(Recorded data)
◇ ◇ ◇ ◇ ◇

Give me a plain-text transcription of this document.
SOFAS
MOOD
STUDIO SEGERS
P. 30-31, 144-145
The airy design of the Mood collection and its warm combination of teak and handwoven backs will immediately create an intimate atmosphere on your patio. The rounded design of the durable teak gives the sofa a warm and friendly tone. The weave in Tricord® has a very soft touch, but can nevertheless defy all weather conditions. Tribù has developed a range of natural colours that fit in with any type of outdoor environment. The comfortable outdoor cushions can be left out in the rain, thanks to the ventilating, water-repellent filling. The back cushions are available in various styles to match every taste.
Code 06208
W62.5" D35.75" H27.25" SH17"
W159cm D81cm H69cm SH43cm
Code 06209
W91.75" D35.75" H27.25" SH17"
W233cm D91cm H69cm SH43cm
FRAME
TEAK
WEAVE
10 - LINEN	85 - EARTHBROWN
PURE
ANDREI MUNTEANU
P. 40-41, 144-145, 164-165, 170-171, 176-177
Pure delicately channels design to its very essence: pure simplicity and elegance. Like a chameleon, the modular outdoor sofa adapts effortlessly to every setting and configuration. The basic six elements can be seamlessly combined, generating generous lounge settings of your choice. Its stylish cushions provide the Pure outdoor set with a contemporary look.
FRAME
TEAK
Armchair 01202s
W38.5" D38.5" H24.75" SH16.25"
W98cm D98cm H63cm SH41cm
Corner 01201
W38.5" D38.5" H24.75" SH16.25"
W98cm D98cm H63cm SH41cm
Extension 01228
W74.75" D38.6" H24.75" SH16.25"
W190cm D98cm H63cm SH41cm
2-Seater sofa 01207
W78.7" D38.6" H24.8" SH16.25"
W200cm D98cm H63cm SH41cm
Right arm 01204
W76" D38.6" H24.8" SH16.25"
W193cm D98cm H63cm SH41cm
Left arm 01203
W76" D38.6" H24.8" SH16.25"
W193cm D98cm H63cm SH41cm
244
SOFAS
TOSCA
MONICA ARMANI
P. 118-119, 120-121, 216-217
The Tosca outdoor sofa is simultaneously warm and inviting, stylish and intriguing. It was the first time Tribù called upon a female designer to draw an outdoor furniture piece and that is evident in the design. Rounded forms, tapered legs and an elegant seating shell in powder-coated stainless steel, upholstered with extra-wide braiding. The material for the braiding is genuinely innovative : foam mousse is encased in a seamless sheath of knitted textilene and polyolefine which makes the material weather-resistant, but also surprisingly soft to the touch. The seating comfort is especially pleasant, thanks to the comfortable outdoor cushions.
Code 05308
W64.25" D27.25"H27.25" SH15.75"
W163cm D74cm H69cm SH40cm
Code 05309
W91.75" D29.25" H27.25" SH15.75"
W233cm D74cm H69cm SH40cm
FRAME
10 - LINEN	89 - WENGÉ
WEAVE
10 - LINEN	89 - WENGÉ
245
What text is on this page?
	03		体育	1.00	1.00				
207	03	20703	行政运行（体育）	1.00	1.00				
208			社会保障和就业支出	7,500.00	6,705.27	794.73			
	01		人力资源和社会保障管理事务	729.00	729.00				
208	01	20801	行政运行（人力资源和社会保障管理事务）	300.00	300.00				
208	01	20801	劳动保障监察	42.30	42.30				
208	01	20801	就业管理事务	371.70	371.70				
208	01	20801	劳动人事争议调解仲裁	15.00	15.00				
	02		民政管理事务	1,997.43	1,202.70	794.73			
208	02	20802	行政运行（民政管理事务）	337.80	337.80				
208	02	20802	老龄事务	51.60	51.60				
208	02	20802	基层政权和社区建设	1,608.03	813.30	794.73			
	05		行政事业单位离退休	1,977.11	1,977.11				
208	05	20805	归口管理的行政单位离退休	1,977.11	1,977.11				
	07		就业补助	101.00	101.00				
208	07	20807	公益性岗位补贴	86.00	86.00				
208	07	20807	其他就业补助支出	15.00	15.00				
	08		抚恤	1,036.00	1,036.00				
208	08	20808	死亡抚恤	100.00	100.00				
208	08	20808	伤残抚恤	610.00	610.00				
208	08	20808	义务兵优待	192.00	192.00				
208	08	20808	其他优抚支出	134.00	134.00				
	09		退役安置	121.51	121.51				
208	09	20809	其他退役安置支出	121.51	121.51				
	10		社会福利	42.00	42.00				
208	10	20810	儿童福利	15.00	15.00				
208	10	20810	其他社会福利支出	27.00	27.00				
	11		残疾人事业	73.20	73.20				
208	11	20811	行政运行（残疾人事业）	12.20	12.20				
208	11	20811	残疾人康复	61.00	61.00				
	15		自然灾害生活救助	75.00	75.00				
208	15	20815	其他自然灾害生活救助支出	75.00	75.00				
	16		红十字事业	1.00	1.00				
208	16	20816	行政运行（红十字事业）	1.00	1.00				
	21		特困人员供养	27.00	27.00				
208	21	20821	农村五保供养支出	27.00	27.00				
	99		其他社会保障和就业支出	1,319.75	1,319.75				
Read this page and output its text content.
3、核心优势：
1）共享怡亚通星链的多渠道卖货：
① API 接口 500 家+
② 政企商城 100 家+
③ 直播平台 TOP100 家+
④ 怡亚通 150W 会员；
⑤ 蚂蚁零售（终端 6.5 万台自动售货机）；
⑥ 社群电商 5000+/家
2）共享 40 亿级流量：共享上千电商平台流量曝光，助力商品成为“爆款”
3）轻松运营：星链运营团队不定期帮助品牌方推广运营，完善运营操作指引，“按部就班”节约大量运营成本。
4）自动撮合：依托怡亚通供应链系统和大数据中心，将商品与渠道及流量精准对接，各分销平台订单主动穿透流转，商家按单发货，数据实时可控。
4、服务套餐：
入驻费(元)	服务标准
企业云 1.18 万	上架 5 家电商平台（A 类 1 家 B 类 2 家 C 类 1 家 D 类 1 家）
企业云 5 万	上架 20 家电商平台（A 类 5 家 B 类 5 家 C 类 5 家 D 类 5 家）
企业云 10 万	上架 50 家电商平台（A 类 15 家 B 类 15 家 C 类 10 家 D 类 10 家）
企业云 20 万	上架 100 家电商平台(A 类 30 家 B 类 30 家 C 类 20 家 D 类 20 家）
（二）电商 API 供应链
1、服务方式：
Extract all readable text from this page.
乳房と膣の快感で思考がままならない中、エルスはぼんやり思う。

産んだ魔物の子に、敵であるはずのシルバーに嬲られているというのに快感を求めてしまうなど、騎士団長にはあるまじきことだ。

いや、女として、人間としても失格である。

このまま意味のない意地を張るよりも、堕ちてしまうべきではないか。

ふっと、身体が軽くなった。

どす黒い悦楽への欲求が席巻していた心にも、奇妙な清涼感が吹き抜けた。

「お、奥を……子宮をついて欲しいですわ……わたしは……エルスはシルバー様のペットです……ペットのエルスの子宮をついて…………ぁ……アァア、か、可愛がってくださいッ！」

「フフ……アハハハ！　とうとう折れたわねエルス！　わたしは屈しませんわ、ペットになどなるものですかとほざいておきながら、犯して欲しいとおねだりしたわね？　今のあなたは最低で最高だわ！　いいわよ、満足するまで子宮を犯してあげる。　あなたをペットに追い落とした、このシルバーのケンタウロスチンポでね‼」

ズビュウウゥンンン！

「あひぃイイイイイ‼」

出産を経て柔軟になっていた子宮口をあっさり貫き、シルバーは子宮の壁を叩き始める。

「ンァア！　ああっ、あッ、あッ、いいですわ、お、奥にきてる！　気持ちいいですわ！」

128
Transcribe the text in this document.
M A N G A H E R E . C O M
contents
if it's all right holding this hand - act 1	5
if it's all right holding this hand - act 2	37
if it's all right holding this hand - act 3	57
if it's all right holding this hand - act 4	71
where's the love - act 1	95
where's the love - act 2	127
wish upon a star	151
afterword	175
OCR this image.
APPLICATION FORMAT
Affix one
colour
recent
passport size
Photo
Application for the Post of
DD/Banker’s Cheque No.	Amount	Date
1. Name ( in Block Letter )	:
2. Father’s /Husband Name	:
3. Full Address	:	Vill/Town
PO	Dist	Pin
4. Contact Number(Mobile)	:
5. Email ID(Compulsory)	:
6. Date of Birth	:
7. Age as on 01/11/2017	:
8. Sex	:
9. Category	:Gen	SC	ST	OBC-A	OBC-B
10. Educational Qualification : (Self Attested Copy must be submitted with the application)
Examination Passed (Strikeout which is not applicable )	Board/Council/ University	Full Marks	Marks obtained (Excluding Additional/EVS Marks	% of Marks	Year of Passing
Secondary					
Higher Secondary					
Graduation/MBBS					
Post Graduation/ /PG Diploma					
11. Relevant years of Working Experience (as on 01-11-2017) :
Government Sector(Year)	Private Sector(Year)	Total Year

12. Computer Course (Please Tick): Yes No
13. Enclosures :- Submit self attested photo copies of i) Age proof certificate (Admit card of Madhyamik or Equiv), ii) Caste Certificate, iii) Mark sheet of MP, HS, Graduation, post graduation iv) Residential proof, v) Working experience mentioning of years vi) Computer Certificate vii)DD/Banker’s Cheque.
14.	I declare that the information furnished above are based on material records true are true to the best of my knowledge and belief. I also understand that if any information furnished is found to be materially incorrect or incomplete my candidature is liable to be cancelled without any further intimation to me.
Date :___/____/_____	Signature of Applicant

◇ ◇ ◇ ◇ ◇

Pick out each line that holds the string "Code".

Code 06208
Code 06209
Code 05308
Code 05309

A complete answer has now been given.